PROBLEM DETAILS. Locate the string "being" in the listing below. Copy every line where it is found.
BEGIN RECORD EXCERPTS
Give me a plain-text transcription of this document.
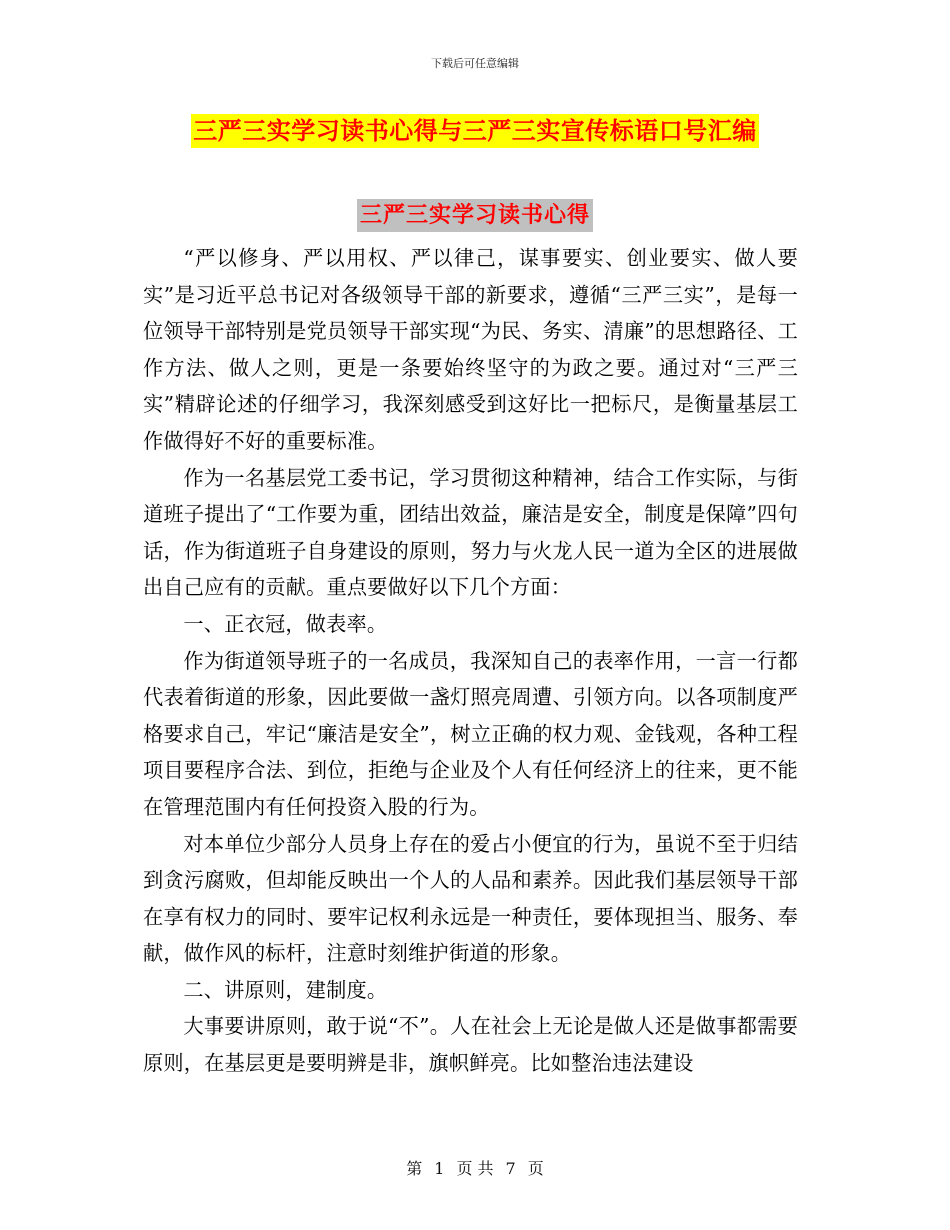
下载后可任意编辑
三严三实学习读书心得与三严三实宣传标语口号汇编
三严三实学习读书心得

“严以修身、严以用权、严以律己，谋事要实、创业要实、做人要实”是习近平总书记对各级领导干部的新要求，遵循“三严三实”，是每一位领导干部特别是党员领导干部实现“为民、务实、清廉”的思想路径、工作方法、做人之则，更是一条要始终坚守的为政之要。通过对“三严三实”精辟论述的仔细学习，我深刻感受到这好比一把标尺，是衡量基层工作做得好不好的重要标准。

作为一名基层党工委书记，学习贯彻这种精神，结合工作实际，与街道班子提出了“工作要为重，团结出效益，廉洁是安全，制度是保障”四句话，作为街道班子自身建设的原则，努力与火龙人民一道为全区的进展做出自己应有的贡献。重点要做好以下几个方面：

一、正衣冠，做表率。

作为街道领导班子的一名成员，我深知自己的表率作用，一言一行都代表着街道的形象，因此要做一盏灯照亮周遭、引领方向。以各项制度严格要求自己，牢记“廉洁是安全”，树立正确的权力观、金钱观，各种工程项目要程序合法、到位，拒绝与企业及个人有任何经济上的往来，更不能在管理范围内有任何投资入股的行为。

对本单位少部分人员身上存在的爱占小便宜的行为，虽说不至于归结到贪污腐败，但却能反映出一个人的人品和素养。因此我们基层领导干部在享有权力的同时、要牢记权利永远是一种责任，要体现担当、服务、奉献，做作风的标杆，注意时刻维护街道的形象。

二、讲原则，建制度。

大事要讲原则，敢于说“不”。人在社会上无论是做人还是做事都需要原则，在基层更是要明辨是非，旗帜鲜亮。比如整治违法建设

第 1 页 共 7 页
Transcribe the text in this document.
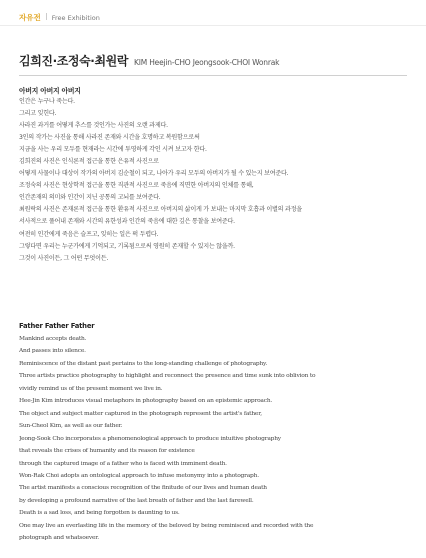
자유전 Free Exhibition
김희진·조정숙·최원락 KIM Heejin-CHO Jeongsook-CHOI Wonrak
아버지 아버지 아버지
인간은 누구나 죽는다.
그리고 잊힌다.
사라진 과거를 어떻게 추스를 것인가는 사진의 오랜 과제다.
3인의 작가는 사진을 통해 사라진 존재와 시간을 호명하고 복원함으로써
지금을 사는 우리 모두를 현재라는 시간에 투영하게 각인 시켜 보고자 한다.
김희진의 사진은 인식론적 접근을 통한 은유적 사진으로
어떻게 사물이나 대상이 작가의 아버지 김순철이 되고, 나아가 우리 모두의 아버지가 될 수 있는지 보여준다.
조정숙의 사진은 현상학적 접근을 통한 직관적 사진으로 죽음에 직면한 아버지의 인체를 통해,
인간존재의 의미와 인간이 지닌 공통의 고뇌를 보여준다.
최원락의 사진은 존재론적 접근을 통한 환유적 사진으로 아버지의 삶이게 가 보내는 마지막 호흡과 이별의 과정을
서사적으로 풀어내 존재와 시간의 유한성과 인간의 죽음에 대한 깊은 통찰을 보여준다.
여전히 인간에게 죽음은 슬프고, 잊히는 일은 퍽 두렵다.
그렇다면 우리는 누군가에게 기억되고, 기록됨으로써 영원히 존재할 수 있지는 않을까.
그것이 사진이든, 그 어떤 무엇이든.
Father Father Father
Mankind accepts death.
And passes into silence.
Reminiscence of the distant past pertains to the long-standing challenge of photography.
Three artists practice photography to highlight and reconnect the presence and time sunk into oblivion to
vividly remind us of the present moment we live in.
Hee-Jin Kim introduces visual metaphors in photography based on an epistemic approach.
The object and subject matter captured in the photograph represent the artist's father,
Sun-Cheol Kim, as well as our father.
Jeong-Sook Cho incorporates a phenomenological approach to produce intuitive photography
that reveals the crises of humanity and its reason for existence
through the captured image of a father who is faced with imminent death.
Won-Rak Choi adopts an ontological approach to infuse metonymy into a photograph.
The artist manifests a conscious recognition of the finitude of our lives and human death
by developing a profound narrative of the last breath of father and the last farewell.
Death is a sad loss, and being forgotten is daunting to us.
One may live an everlasting life in the memory of the beloved by being reminisced and recorded with the
photograph and whatsoever.
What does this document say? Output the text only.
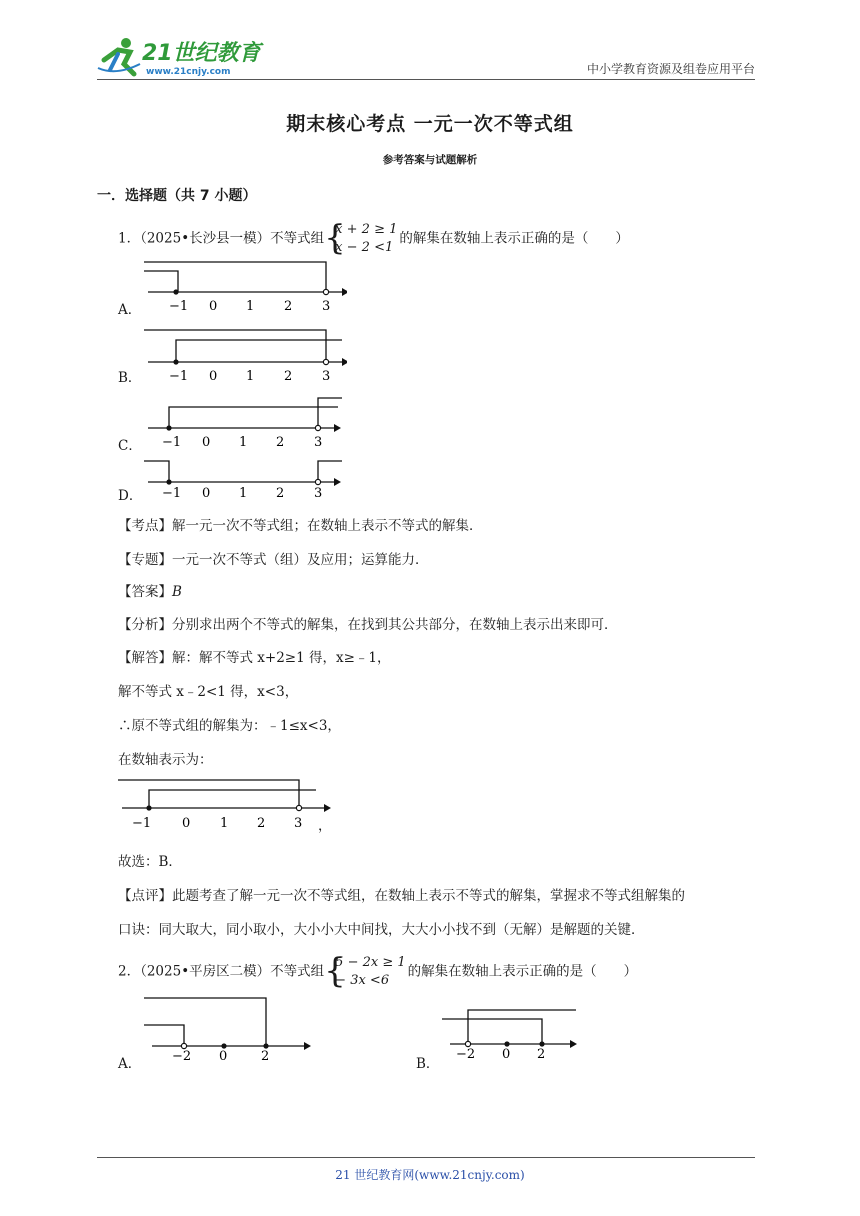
21世纪教育
www.21cnjy.com	中小学教育资源及组卷应用平台
期末核心考点 一元一次不等式组
参考答案与试题解析
一．选择题（共 7 小题）
1．（2025•长沙县一模）不等式组 {
x + 2 ≥ 1
x − 2 <1的解集在数轴上表示正确的是（　　）
A． −1 0 1 2 3
B． −1 0 1 2 3
C． −1 0 1 2 3
D． −1 0 1 2 3
【考点】解一元一次不等式组；在数轴上表示不等式的解集．
【专题】一元一次不等式（组）及应用；运算能力．
【答案】B
【分析】分别求出两个不等式的解集，在找到其公共部分，在数轴上表示出来即可．
【解答】解：解不等式 x+2≥1 得，x≥﹣1，
解不等式 x﹣2<1 得，x<3，
∴原不等式组的解集为：﹣1≤x<3，
在数轴表示为：
−1 0 1 2 3 ，
故选：B．
【点评】此题考查了解一元一次不等式组，在数轴上表示不等式的解集，掌握求不等式组解集的
口诀：同大取大，同小取小，大小小大中间找，大大小小找不到（无解）是解题的关键．
2．（2025•平房区二模）不等式组 {
5 − 2x ≥ 1
− 3x <6的解集在数轴上表示正确的是（　　）
A． −2 0	2	B．
−2 0 2
21 世纪教育网(www.21cnjy.com)
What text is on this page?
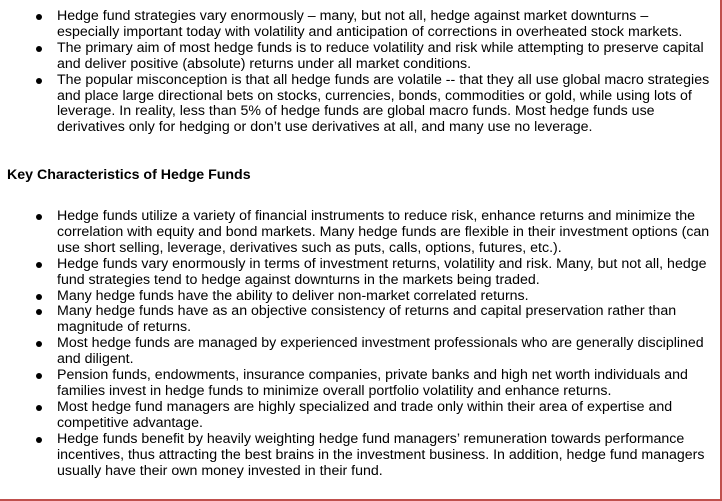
Hedge fund strategies vary enormously – many, but not all, hedge against market downturns – especially important today with volatility and anticipation of corrections in overheated stock markets.
The primary aim of most hedge funds is to reduce volatility and risk while attempting to preserve capital and deliver positive (absolute) returns under all market conditions.
The popular misconception is that all hedge funds are volatile -- that they all use global macro strategies and place large directional bets on stocks, currencies, bonds, commodities or gold, while using lots of leverage. In reality, less than 5% of hedge funds are global macro funds. Most hedge funds use derivatives only for hedging or don’t use derivatives at all, and many use no leverage.
Key Characteristics of Hedge Funds
Hedge funds utilize a variety of financial instruments to reduce risk, enhance returns and minimize the correlation with equity and bond markets. Many hedge funds are flexible in their investment options (can use short selling, leverage, derivatives such as puts, calls, options, futures, etc.).
Hedge funds vary enormously in terms of investment returns, volatility and risk. Many, but not all, hedge fund strategies tend to hedge against downturns in the markets being traded.
Many hedge funds have the ability to deliver non-market correlated returns.
Many hedge funds have as an objective consistency of returns and capital preservation rather than magnitude of returns.
Most hedge funds are managed by experienced investment professionals who are generally disciplined and diligent.
Pension funds, endowments, insurance companies, private banks and high net worth individuals and families invest in hedge funds to minimize overall portfolio volatility and enhance returns.
Most hedge fund managers are highly specialized and trade only within their area of expertise and competitive advantage.
Hedge funds benefit by heavily weighting hedge fund managers’ remuneration towards performance incentives, thus attracting the best brains in the investment business. In addition, hedge fund managers usually have their own money invested in their fund.
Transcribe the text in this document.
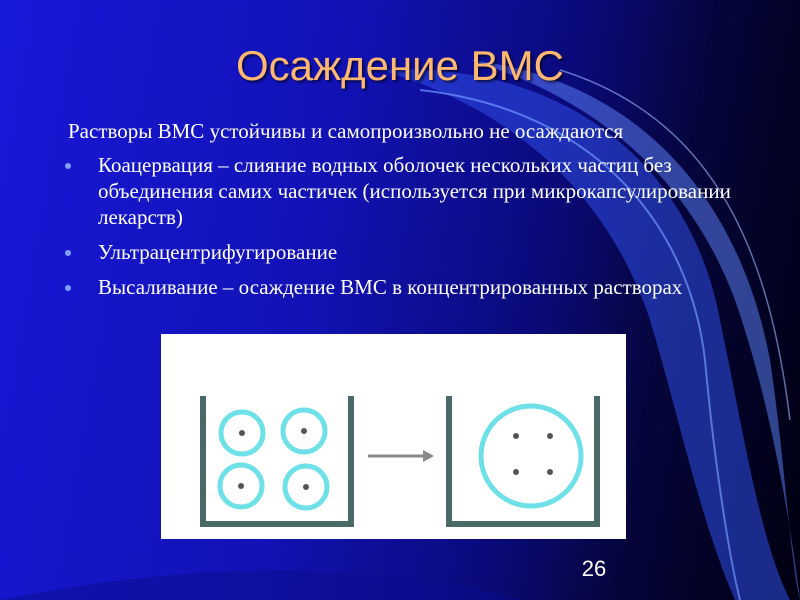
Осаждение ВМС

Растворы ВМС устойчивы и самопроизвольно не осаждаются

Коацервация – слияние водных оболочек нескольких частиц без объединения самих частичек (используется при микрокапсулировании лекарств)
Ультрацентрифугирование
Высаливание – осаждение ВМС в концентрированных растворах
26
END RECORD EXCERPTS
EXPECTED OUTPUT.
Death is a sad loss, and being forgotten is daunting to us.
One may live an everlasting life in the memory of the beloved by being reminisced and recorded with the
Hedge funds vary enormously in terms of investment returns, volatility and risk. Many, but not all, hedge fund strategies tend to hedge against downturns in the markets being traded.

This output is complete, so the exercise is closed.